**Exercise instructions:** Repeat every record below exactly, omitting any pictures.
___ Data section ___
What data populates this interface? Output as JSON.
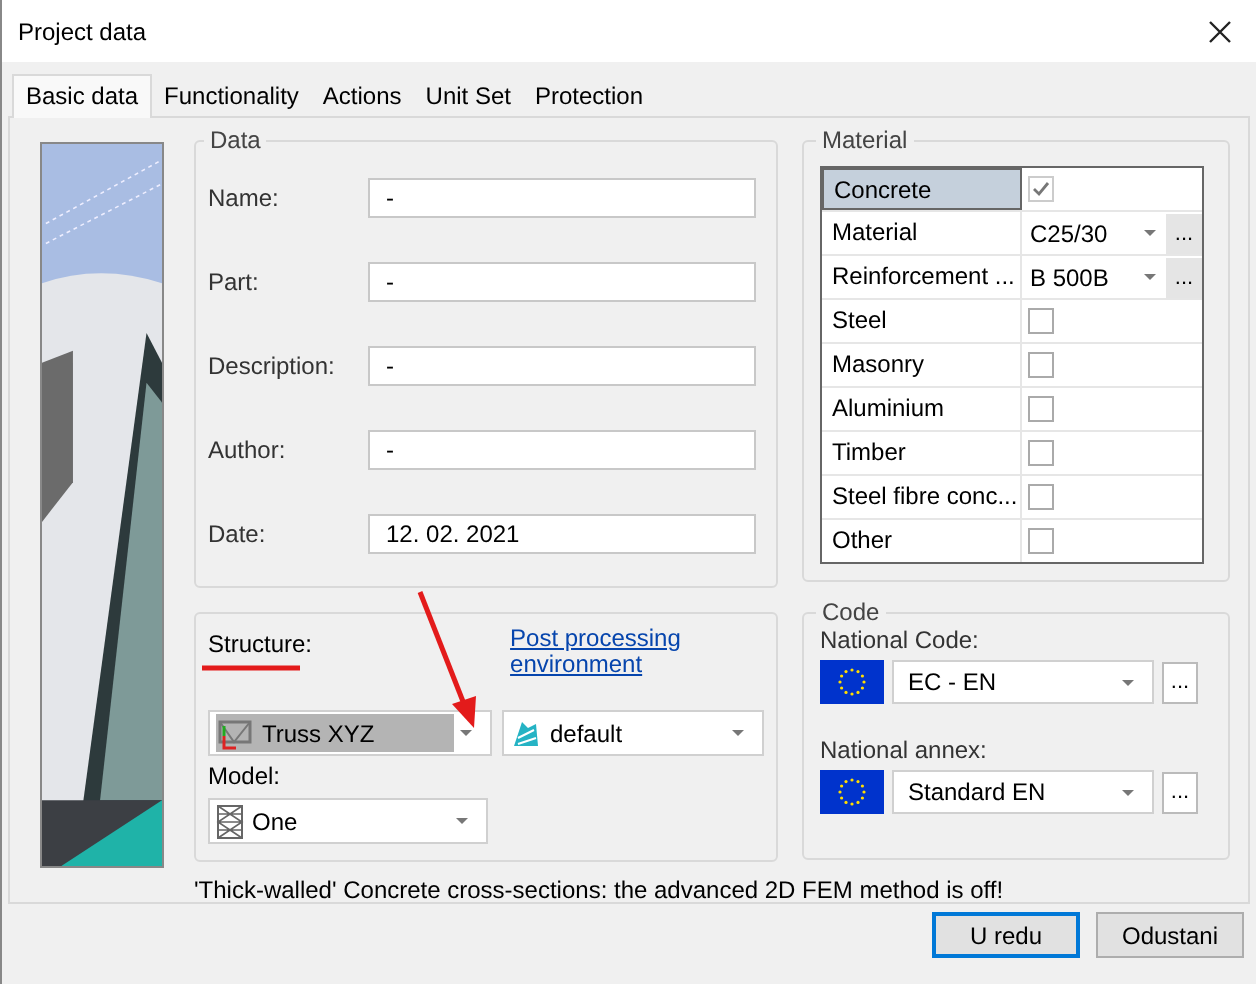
{
  "window": {
    "title": "Project data"
  },
  "tabs": [
    {
      "label": "Basic data",
      "selected": true
    },
    {
      "label": "Functionality",
      "selected": false
    },
    {
      "label": "Actions",
      "selected": false
    },
    {
      "label": "Unit Set",
      "selected": false
    },
    {
      "label": "Protection",
      "selected": false
    }
  ],
  "data": {
    "title": "Data",
    "fields": [
      {
        "label": "Name:",
        "value": "-"
      },
      {
        "label": "Part:",
        "value": "-"
      },
      {
        "label": "Description:",
        "value": "-"
      },
      {
        "label": "Author:",
        "value": "-"
      },
      {
        "label": "Date:",
        "value": "12. 02. 2021"
      }
    ]
  },
  "material": {
    "title": "Material",
    "rows": [
      {
        "kind": "checkbox",
        "label": "Concrete",
        "checked": true,
        "selected": true
      },
      {
        "kind": "dropdown",
        "label": "Material",
        "value": "C25/30",
        "button": "...",
        "selected": false
      },
      {
        "kind": "dropdown",
        "label": "Reinforcement ...",
        "value": "B 500B",
        "button": "...",
        "selected": false
      },
      {
        "kind": "checkbox",
        "label": "Steel",
        "checked": false,
        "selected": false
      },
      {
        "kind": "checkbox",
        "label": "Masonry",
        "checked": false,
        "selected": false
      },
      {
        "kind": "checkbox",
        "label": "Aluminium",
        "checked": false,
        "selected": false
      },
      {
        "kind": "checkbox",
        "label": "Timber",
        "checked": false,
        "selected": false
      },
      {
        "kind": "checkbox",
        "label": "Steel fibre conc...",
        "checked": false,
        "selected": false
      },
      {
        "kind": "checkbox",
        "label": "Other",
        "checked": false,
        "selected": false
      }
    ]
  },
  "structure": {
    "label": "Structure:",
    "value": "Truss XYZ",
    "highlighted": true,
    "link": "Post processing environment",
    "environment": "default",
    "model_label": "Model:",
    "model": "One"
  },
  "code": {
    "title": "Code",
    "rows": [
      {
        "label": "National Code:",
        "value": "EC - EN",
        "button": "..."
      },
      {
        "label": "National annex:",
        "value": "Standard EN",
        "button": "..."
      }
    ]
  },
  "notice": "'Thick-walled' Concrete cross-sections: the advanced 2D FEM method is off!",
  "buttons": [
    {
      "label": "U redu",
      "default": true
    },
    {
      "label": "Odustani",
      "default": false
    }
  ]
}
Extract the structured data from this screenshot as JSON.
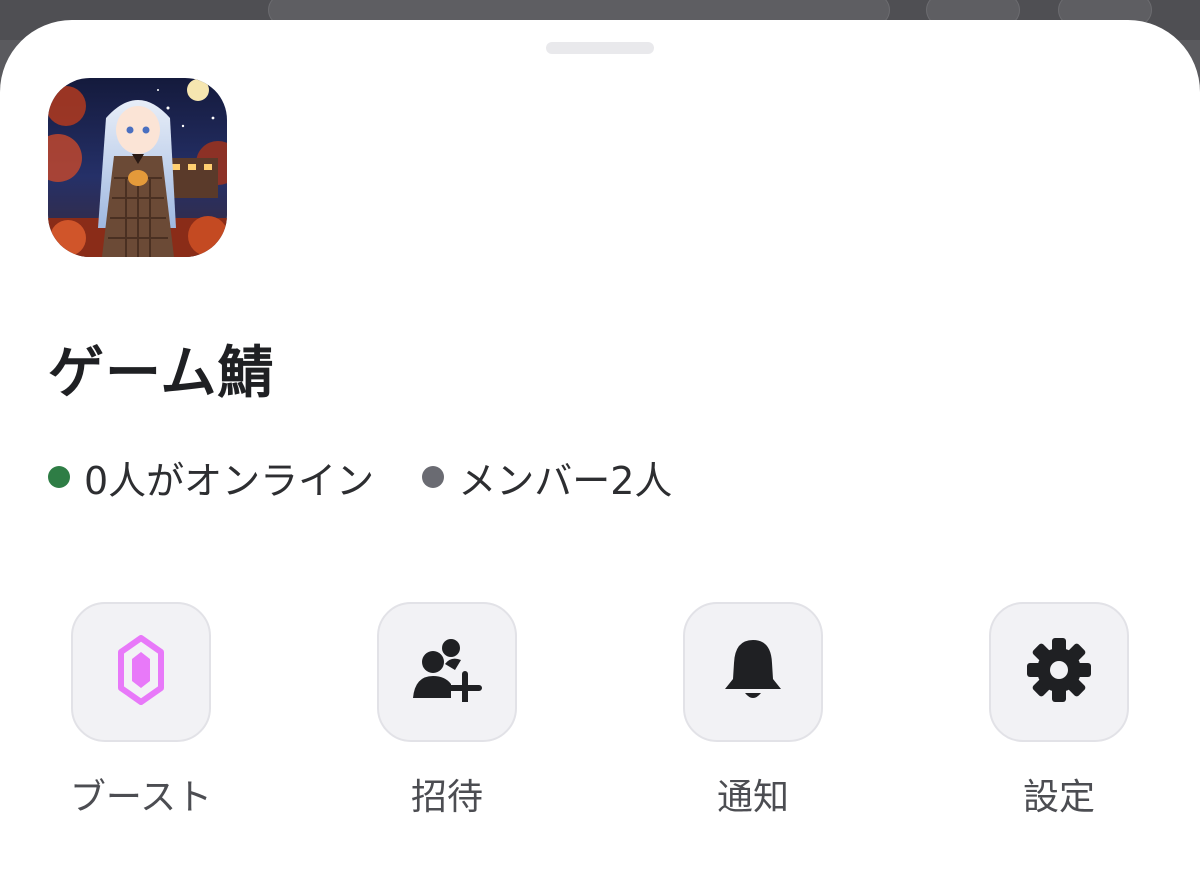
{
  "server": {
    "name": "ゲーム鯖",
    "online_text": "0人がオンライン",
    "members_text": "メンバー2人"
  },
  "status_colors": {
    "online": "#2e7d45",
    "members": "#6a6b72"
  },
  "actions": [
    {
      "label": "ブースト",
      "icon": "boost-gem-icon",
      "color": "#e879f9"
    },
    {
      "label": "招待",
      "icon": "invite-person-add-icon",
      "color": "#1f2023"
    },
    {
      "label": "通知",
      "icon": "bell-icon",
      "color": "#1f2023"
    },
    {
      "label": "設定",
      "icon": "gear-icon",
      "color": "#1f2023"
    }
  ]
}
___
**Right answer:**
What data populates this interface? Output as JSON.
{
  "window": {
    "title": "Project data"
  },
  "tabs": [
    {
      "label": "Basic data",
      "selected": true
    },
    {
      "label": "Functionality",
      "selected": false
    },
    {
      "label": "Actions",
      "selected": false
    },
    {
      "label": "Unit Set",
      "selected": false
    },
    {
      "label": "Protection",
      "selected": false
    }
  ],
  "data": {
    "title": "Data",
    "fields": [
      {
        "label": "Name:",
        "value": "-"
      },
      {
        "label": "Part:",
        "value": "-"
      },
      {
        "label": "Description:",
        "value": "-"
      },
      {
        "label": "Author:",
        "value": "-"
      },
      {
        "label": "Date:",
        "value": "12. 02. 2021"
      }
    ]
  },
  "material": {
    "title": "Material",
    "rows": [
      {
        "kind": "checkbox",
        "label": "Concrete",
        "checked": true,
        "selected": true
      },
      {
        "kind": "dropdown",
        "label": "Material",
        "value": "C25/30",
        "button": "...",
        "selected": false
      },
      {
        "kind": "dropdown",
        "label": "Reinforcement ...",
        "value": "B 500B",
        "button": "...",
        "selected": false
      },
      {
        "kind": "checkbox",
        "label": "Steel",
        "checked": false,
        "selected": false
      },
      {
        "kind": "checkbox",
        "label": "Masonry",
        "checked": false,
        "selected": false
      },
      {
        "kind": "checkbox",
        "label": "Aluminium",
        "checked": false,
        "selected": false
      },
      {
        "kind": "checkbox",
        "label": "Timber",
        "checked": false,
        "selected": false
      },
      {
        "kind": "checkbox",
        "label": "Steel fibre conc...",
        "checked": false,
        "selected": false
      },
      {
        "kind": "checkbox",
        "label": "Other",
        "checked": false,
        "selected": false
      }
    ]
  },
  "structure": {
    "label": "Structure:",
    "value": "Truss XYZ",
    "highlighted": true,
    "link": "Post processing environment",
    "environment": "default",
    "model_label": "Model:",
    "model": "One"
  },
  "code": {
    "title": "Code",
    "rows": [
      {
        "label": "National Code:",
        "value": "EC - EN",
        "button": "..."
      },
      {
        "label": "National annex:",
        "value": "Standard EN",
        "button": "..."
      }
    ]
  },
  "notice": "'Thick-walled' Concrete cross-sections: the advanced 2D FEM method is off!",
  "buttons": [
    {
      "label": "U redu",
      "default": true
    },
    {
      "label": "Odustani",
      "default": false
    }
  ]
}
Extract the structured data from this screenshot as JSON.
{
  "server": {
    "name": "ゲーム鯖",
    "online_text": "0人がオンライン",
    "members_text": "メンバー2人"
  },
  "status_colors": {
    "online": "#2e7d45",
    "members": "#6a6b72"
  },
  "actions": [
    {
      "label": "ブースト",
      "icon": "boost-gem-icon",
      "color": "#e879f9"
    },
    {
      "label": "招待",
      "icon": "invite-person-add-icon",
      "color": "#1f2023"
    },
    {
      "label": "通知",
      "icon": "bell-icon",
      "color": "#1f2023"
    },
    {
      "label": "設定",
      "icon": "gear-icon",
      "color": "#1f2023"
    }
  ]
}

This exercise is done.